* START Information provided *

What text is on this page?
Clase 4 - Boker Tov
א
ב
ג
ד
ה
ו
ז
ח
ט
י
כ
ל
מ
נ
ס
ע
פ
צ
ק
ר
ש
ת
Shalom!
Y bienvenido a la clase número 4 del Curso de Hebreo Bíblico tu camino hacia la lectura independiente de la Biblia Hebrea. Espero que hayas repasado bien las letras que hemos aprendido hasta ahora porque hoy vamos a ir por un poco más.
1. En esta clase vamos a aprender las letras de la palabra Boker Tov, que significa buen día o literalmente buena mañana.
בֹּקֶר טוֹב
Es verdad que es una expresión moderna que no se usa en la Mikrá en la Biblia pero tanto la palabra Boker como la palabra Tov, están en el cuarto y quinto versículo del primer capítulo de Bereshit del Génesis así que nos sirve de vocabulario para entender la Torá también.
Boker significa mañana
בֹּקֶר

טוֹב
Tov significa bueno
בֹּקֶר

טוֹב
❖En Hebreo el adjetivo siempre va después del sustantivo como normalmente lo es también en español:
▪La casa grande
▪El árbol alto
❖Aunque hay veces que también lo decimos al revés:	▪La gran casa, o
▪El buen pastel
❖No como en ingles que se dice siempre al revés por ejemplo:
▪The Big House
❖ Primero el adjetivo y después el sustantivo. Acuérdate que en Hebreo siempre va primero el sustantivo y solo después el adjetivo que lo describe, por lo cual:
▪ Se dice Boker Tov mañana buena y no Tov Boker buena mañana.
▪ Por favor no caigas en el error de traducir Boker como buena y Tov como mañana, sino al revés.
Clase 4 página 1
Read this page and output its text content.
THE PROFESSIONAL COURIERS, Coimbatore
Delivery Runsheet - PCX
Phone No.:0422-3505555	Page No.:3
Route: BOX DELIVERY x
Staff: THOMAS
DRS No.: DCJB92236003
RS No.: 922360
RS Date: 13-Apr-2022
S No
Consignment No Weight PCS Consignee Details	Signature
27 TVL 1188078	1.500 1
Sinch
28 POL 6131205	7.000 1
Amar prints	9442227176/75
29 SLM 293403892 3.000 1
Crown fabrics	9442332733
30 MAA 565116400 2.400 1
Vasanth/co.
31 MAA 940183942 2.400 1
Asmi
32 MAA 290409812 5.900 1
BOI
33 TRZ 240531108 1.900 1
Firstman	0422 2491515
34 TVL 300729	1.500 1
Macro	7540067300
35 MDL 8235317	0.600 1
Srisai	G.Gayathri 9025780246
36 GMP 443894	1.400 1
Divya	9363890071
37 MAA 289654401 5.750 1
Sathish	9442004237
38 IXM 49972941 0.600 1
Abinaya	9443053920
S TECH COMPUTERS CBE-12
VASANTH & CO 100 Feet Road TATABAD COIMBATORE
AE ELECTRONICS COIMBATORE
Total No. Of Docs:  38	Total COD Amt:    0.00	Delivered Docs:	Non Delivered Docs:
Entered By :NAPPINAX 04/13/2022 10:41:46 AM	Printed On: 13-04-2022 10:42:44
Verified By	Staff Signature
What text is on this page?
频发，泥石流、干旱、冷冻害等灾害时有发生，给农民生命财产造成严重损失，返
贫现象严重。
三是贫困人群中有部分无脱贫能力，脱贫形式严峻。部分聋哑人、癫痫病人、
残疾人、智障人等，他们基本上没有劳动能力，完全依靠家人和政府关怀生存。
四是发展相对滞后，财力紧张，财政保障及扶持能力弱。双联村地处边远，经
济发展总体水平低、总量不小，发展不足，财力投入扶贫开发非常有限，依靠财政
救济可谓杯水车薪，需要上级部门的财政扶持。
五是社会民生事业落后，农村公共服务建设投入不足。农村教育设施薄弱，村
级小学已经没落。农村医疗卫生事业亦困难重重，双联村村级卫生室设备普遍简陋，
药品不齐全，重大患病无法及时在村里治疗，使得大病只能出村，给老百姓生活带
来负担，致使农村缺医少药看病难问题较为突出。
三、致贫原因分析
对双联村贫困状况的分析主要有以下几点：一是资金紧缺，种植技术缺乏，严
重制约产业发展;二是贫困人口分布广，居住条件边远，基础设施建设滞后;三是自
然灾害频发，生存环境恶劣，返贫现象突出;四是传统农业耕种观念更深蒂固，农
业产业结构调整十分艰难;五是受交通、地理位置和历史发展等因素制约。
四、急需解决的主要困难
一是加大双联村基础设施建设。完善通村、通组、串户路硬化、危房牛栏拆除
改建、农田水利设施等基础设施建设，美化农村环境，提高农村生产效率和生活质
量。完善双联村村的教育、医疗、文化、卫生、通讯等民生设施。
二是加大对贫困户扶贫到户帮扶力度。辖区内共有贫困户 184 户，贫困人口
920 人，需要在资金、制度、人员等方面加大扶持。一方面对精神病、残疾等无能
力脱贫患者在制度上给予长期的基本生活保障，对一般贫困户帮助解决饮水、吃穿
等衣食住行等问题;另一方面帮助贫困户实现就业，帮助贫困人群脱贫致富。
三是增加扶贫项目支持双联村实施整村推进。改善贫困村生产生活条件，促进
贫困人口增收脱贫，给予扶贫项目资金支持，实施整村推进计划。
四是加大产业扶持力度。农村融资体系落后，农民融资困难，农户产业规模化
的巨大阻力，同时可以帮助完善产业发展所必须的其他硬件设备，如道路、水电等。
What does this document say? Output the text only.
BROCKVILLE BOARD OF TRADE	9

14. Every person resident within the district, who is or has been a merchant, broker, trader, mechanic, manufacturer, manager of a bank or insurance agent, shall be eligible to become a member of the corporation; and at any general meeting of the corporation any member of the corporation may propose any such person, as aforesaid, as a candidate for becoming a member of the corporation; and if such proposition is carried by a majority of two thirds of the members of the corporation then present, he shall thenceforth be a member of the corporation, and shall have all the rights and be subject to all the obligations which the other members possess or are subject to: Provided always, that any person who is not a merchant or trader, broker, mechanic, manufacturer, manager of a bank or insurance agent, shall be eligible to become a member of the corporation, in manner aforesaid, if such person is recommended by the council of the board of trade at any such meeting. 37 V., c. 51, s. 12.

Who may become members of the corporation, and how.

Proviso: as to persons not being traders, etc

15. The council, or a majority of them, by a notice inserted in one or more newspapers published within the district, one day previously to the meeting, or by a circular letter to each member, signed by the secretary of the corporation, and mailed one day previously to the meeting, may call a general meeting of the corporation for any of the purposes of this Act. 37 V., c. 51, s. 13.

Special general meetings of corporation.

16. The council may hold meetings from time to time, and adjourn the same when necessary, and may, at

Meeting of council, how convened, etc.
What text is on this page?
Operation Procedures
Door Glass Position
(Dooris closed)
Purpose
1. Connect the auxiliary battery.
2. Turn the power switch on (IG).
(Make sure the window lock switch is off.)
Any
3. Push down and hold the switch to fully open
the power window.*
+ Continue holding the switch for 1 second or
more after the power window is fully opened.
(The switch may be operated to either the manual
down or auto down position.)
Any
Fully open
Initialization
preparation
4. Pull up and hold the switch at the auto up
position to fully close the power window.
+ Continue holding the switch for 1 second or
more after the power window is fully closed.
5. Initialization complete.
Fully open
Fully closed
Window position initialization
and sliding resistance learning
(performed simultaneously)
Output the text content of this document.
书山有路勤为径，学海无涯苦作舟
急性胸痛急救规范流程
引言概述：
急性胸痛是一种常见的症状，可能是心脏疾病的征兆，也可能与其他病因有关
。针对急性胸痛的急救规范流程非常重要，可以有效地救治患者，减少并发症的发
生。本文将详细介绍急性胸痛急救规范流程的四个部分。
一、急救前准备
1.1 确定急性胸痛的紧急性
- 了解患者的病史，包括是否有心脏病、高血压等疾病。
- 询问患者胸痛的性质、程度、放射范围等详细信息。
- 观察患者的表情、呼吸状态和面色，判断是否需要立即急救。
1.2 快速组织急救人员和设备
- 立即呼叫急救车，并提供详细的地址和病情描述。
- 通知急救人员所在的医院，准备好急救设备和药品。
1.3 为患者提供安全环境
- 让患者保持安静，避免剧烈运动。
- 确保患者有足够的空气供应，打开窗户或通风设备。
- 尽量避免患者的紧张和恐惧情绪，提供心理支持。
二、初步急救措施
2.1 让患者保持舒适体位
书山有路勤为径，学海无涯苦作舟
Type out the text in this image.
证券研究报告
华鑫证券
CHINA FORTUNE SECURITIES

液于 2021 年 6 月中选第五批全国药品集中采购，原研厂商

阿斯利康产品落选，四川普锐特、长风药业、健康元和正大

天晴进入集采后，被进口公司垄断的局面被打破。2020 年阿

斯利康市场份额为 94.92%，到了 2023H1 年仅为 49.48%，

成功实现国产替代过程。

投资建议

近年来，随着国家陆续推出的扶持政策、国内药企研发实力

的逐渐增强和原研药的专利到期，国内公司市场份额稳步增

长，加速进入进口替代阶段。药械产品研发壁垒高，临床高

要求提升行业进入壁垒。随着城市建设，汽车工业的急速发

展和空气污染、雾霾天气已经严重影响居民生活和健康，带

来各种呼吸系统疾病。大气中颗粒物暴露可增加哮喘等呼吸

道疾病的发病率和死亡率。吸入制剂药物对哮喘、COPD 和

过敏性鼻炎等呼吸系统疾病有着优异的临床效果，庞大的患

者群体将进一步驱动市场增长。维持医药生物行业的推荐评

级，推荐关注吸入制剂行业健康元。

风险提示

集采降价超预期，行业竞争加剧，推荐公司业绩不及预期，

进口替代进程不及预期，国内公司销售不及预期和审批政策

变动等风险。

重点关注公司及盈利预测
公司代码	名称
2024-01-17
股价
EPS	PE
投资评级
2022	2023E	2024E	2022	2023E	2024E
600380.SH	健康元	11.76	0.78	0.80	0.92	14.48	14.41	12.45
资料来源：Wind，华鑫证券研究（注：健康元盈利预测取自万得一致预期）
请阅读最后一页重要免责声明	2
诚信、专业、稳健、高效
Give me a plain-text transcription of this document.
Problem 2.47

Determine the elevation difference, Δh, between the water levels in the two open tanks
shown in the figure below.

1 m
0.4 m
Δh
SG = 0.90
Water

* END Information provided *

Extract exactly the lines between the line containing "Type out the text in this image." and the end of the data, including both.

__Exercise result__:
Type out the text in this image.
证券研究报告
华鑫证券
CHINA FORTUNE SECURITIES

液于 2021 年 6 月中选第五批全国药品集中采购，原研厂商

阿斯利康产品落选，四川普锐特、长风药业、健康元和正大

天晴进入集采后，被进口公司垄断的局面被打破。2020 年阿

斯利康市场份额为 94.92%，到了 2023H1 年仅为 49.48%，

成功实现国产替代过程。

投资建议

近年来，随着国家陆续推出的扶持政策、国内药企研发实力

的逐渐增强和原研药的专利到期，国内公司市场份额稳步增

长，加速进入进口替代阶段。药械产品研发壁垒高，临床高

要求提升行业进入壁垒。随着城市建设，汽车工业的急速发

展和空气污染、雾霾天气已经严重影响居民生活和健康，带

来各种呼吸系统疾病。大气中颗粒物暴露可增加哮喘等呼吸

道疾病的发病率和死亡率。吸入制剂药物对哮喘、COPD 和

过敏性鼻炎等呼吸系统疾病有着优异的临床效果，庞大的患

者群体将进一步驱动市场增长。维持医药生物行业的推荐评

级，推荐关注吸入制剂行业健康元。

风险提示

集采降价超预期，行业竞争加剧，推荐公司业绩不及预期，

进口替代进程不及预期，国内公司销售不及预期和审批政策

变动等风险。

重点关注公司及盈利预测
公司代码	名称
2024-01-17
股价
EPS	PE
投资评级
2022	2023E	2024E	2022	2023E	2024E
600380.SH	健康元	11.76	0.78	0.80	0.92	14.48	14.41	12.45
资料来源：Wind，华鑫证券研究（注：健康元盈利预测取自万得一致预期）
请阅读最后一页重要免责声明	2
诚信、专业、稳健、高效
Give me a plain-text transcription of this document.
Problem 2.47

Determine the elevation difference, Δh, between the water levels in the two open tanks
shown in the figure below.

1 m
0.4 m
Δh
SG = 0.90
Water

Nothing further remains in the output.